> **Task details**
Make an exact copy of all the entries, with the pictures left out.

Stored entries
***
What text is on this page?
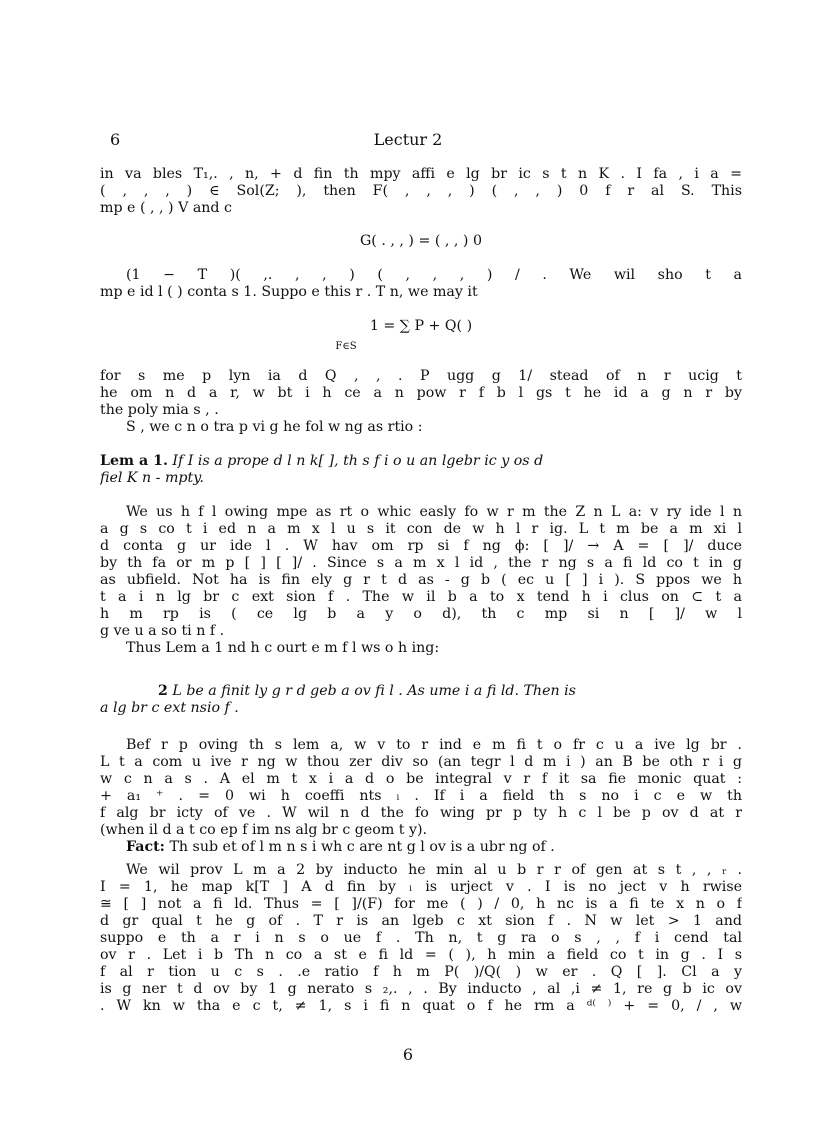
6	Lectur 2
in va bles T₁,. , n, + d fin th mpy affi e lg br ic s t n K . I fa , i a =
( , , , ) ∈ Sol(Z; ), then F( , , , ) ( , , ) 0 f r al S. This
mp e ( , , ) V and c
G( . , , ) = ( , , ) 0
(1 − T )( ,. , , ) ( , , , ) / . We wil sho t a
mp e id l ( ) conta s 1. Suppo e this r . T n, we may it
1 = ∑ P + Q( )
F∈S
for s me p lyn ia d Q , , . P ugg g 1/ stead of n r ucig t
he om n d a r, w bt i h ce a n pow r f b l gs t he id a g n r by
the poly mia s , .
S , we c n o tra p vi g he fol w ng as rtio :
Lem a 1. If I is a prope d l n k[ ], th s f i o u an lgebr ic y os d
fiel K n - mpty.
We us h f l owing mpe as rt o whic easly fo w r m the Z n L a: v ry ide l n
a g s co t i ed n a m x l u s it con de w h l r ig. L t m be a m xi l
d conta g ur ide l . W hav om rp si f ng ϕ: [ ]/ → A = [ ]/ duce
by th fa or m p [ ] [ ]/ . Since s a m x l id , the r ng s a fi ld co t in g
as ubfield. Not ha is fin ely g r t d as - g b ( ec u [ ] i ). S ppos we h
t a i n lg br c ext sion f . The w il b a to x tend h i clus on ⊂ t a
h m rp is ( ce lg b a y o d), th c mp si n [ ]/ w l
g ve u a so ti n f .
Thus Lem a 1 nd h c ourt e m f l ws o h ing:
2 L be a finit ly g r d geb a ov fi l . As ume i a fi ld. Then is
a lg br c ext nsio f .
Bef r p oving th s lem a, w v to r ind e m fi t o fr c u a ive lg br .
L t a com u ive r ng w thou zer div so (an tegr l d m i ) an B be oth r i g
w c n a s . A el m t x i a d o be integral v r f it sa fie monic quat :
+ a₁ ⁺ . = 0 wi h coeffi nts ᵢ . If i a field th s no i c e w th
f alg br icty of ve . W wil n d the fo wing pr p ty h c l be p ov d at r
(when il d a t co ep f im ns alg br c geom t y).
Fact: Th sub et of l m n s i wh c are nt g l ov is a ubr ng of .
We wil prov L m a 2 by inducto he min al u b r r of gen at s t , , ᵣ .
I = 1, he map k[T ] A d fin by ᵢ is urject v . I is no ject v h rwise
≅ [ ] not a fi ld. Thus = [ ]/(F) for me ( ) / 0, h nc is a fi te x n o f
d gr qual t he g of . T r is an lgeb c xt sion f . N w let > 1 and
suppo e th a r i n s o ue f . Th n, t g ra o s , , f i cend tal
ov r . Let i b Th n co a st e fi ld = ( ), h min a field co t in g . I s
f al r tion u c s . .e ratio f h m P( )/Q( ) w er . Q [ ]. Cl a y
is g ner t d ov by 1 g nerato s ₂,. , . By inducto , al ,i ≠ 1, re g b ic ov
. W kn w tha e c t, ≠ 1, s i fi n quat o f he rm a ᵈ⁽ ⁾ + = 0, / , w
6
***
> **Response to this task**
What text is on this page?
6	Lectur 2
in va bles T₁,. , n, + d fin th mpy affi e lg br ic s t n K . I fa , i a =
( , , , ) ∈ Sol(Z; ), then F( , , , ) ( , , ) 0 f r al S. This
mp e ( , , ) V and c
G( . , , ) = ( , , ) 0
(1 − T )( ,. , , ) ( , , , ) / . We wil sho t a
mp e id l ( ) conta s 1. Suppo e this r . T n, we may it
1 = ∑ P + Q( )
F∈S
for s me p lyn ia d Q , , . P ugg g 1/ stead of n r ucig t
he om n d a r, w bt i h ce a n pow r f b l gs t he id a g n r by
the poly mia s , .
S , we c n o tra p vi g he fol w ng as rtio :
Lem a 1. If I is a prope d l n k[ ], th s f i o u an lgebr ic y os d
fiel K n - mpty.
We us h f l owing mpe as rt o whic easly fo w r m the Z n L a: v ry ide l n
a g s co t i ed n a m x l u s it con de w h l r ig. L t m be a m xi l
d conta g ur ide l . W hav om rp si f ng ϕ: [ ]/ → A = [ ]/ duce
by th fa or m p [ ] [ ]/ . Since s a m x l id , the r ng s a fi ld co t in g
as ubfield. Not ha is fin ely g r t d as - g b ( ec u [ ] i ). S ppos we h
t a i n lg br c ext sion f . The w il b a to x tend h i clus on ⊂ t a
h m rp is ( ce lg b a y o d), th c mp si n [ ]/ w l
g ve u a so ti n f .
Thus Lem a 1 nd h c ourt e m f l ws o h ing:
2 L be a finit ly g r d geb a ov fi l . As ume i a fi ld. Then is
a lg br c ext nsio f .
Bef r p oving th s lem a, w v to r ind e m fi t o fr c u a ive lg br .
L t a com u ive r ng w thou zer div so (an tegr l d m i ) an B be oth r i g
w c n a s . A el m t x i a d o be integral v r f it sa fie monic quat :
+ a₁ ⁺ . = 0 wi h coeffi nts ᵢ . If i a field th s no i c e w th
f alg br icty of ve . W wil n d the fo wing pr p ty h c l be p ov d at r
(when il d a t co ep f im ns alg br c geom t y).
Fact: Th sub et of l m n s i wh c are nt g l ov is a ubr ng of .
We wil prov L m a 2 by inducto he min al u b r r of gen at s t , , ᵣ .
I = 1, he map k[T ] A d fin by ᵢ is urject v . I is no ject v h rwise
≅ [ ] not a fi ld. Thus = [ ]/(F) for me ( ) / 0, h nc is a fi te x n o f
d gr qual t he g of . T r is an lgeb c xt sion f . N w let > 1 and
suppo e th a r i n s o ue f . Th n, t g ra o s , , f i cend tal
ov r . Let i b Th n co a st e fi ld = ( ), h min a field co t in g . I s
f al r tion u c s . .e ratio f h m P( )/Q( ) w er . Q [ ]. Cl a y
is g ner t d ov by 1 g nerato s ₂,. , . By inducto , al ,i ≠ 1, re g b ic ov
. W kn w tha e c t, ≠ 1, s i fi n quat o f he rm a ᵈ⁽ ⁾ + = 0, / , w
6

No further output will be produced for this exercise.